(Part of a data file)

________________________

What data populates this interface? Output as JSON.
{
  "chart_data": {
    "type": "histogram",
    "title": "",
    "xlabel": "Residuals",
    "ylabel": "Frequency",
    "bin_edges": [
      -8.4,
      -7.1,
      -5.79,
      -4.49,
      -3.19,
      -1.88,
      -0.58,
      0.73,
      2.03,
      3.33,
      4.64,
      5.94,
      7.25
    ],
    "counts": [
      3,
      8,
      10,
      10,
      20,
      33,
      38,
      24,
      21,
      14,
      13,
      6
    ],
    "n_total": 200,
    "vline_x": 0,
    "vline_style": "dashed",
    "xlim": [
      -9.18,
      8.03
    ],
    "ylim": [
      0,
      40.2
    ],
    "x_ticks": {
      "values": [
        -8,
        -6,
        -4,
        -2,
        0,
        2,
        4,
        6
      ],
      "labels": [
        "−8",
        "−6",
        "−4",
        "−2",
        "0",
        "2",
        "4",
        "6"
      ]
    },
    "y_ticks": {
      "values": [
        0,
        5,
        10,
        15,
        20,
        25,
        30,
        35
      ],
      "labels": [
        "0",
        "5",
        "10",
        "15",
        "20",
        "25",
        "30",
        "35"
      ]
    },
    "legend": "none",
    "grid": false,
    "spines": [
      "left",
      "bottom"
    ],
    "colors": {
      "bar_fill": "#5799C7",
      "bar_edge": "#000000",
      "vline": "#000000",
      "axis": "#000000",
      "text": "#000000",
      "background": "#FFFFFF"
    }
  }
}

________________________

▸ WHAT IS REQUIRED
Everything in the listing above should be restated exactly.

▸ SOLUTION TO THIS EXERCISE
What data populates this interface? Output as JSON.
{
  "chart_data": {
    "type": "histogram",
    "title": "",
    "xlabel": "Residuals",
    "ylabel": "Frequency",
    "bin_edges": [
      -8.4,
      -7.1,
      -5.79,
      -4.49,
      -3.19,
      -1.88,
      -0.58,
      0.73,
      2.03,
      3.33,
      4.64,
      5.94,
      7.25
    ],
    "counts": [
      3,
      8,
      10,
      10,
      20,
      33,
      38,
      24,
      21,
      14,
      13,
      6
    ],
    "n_total": 200,
    "vline_x": 0,
    "vline_style": "dashed",
    "xlim": [
      -9.18,
      8.03
    ],
    "ylim": [
      0,
      40.2
    ],
    "x_ticks": {
      "values": [
        -8,
        -6,
        -4,
        -2,
        0,
        2,
        4,
        6
      ],
      "labels": [
        "−8",
        "−6",
        "−4",
        "−2",
        "0",
        "2",
        "4",
        "6"
      ]
    },
    "y_ticks": {
      "values": [
        0,
        5,
        10,
        15,
        20,
        25,
        30,
        35
      ],
      "labels": [
        "0",
        "5",
        "10",
        "15",
        "20",
        "25",
        "30",
        "35"
      ]
    },
    "legend": "none",
    "grid": false,
    "spines": [
      "left",
      "bottom"
    ],
    "colors": {
      "bar_fill": "#5799C7",
      "bar_edge": "#000000",
      "vline": "#000000",
      "axis": "#000000",
      "text": "#000000",
      "background": "#FFFFFF"
    }
  }
}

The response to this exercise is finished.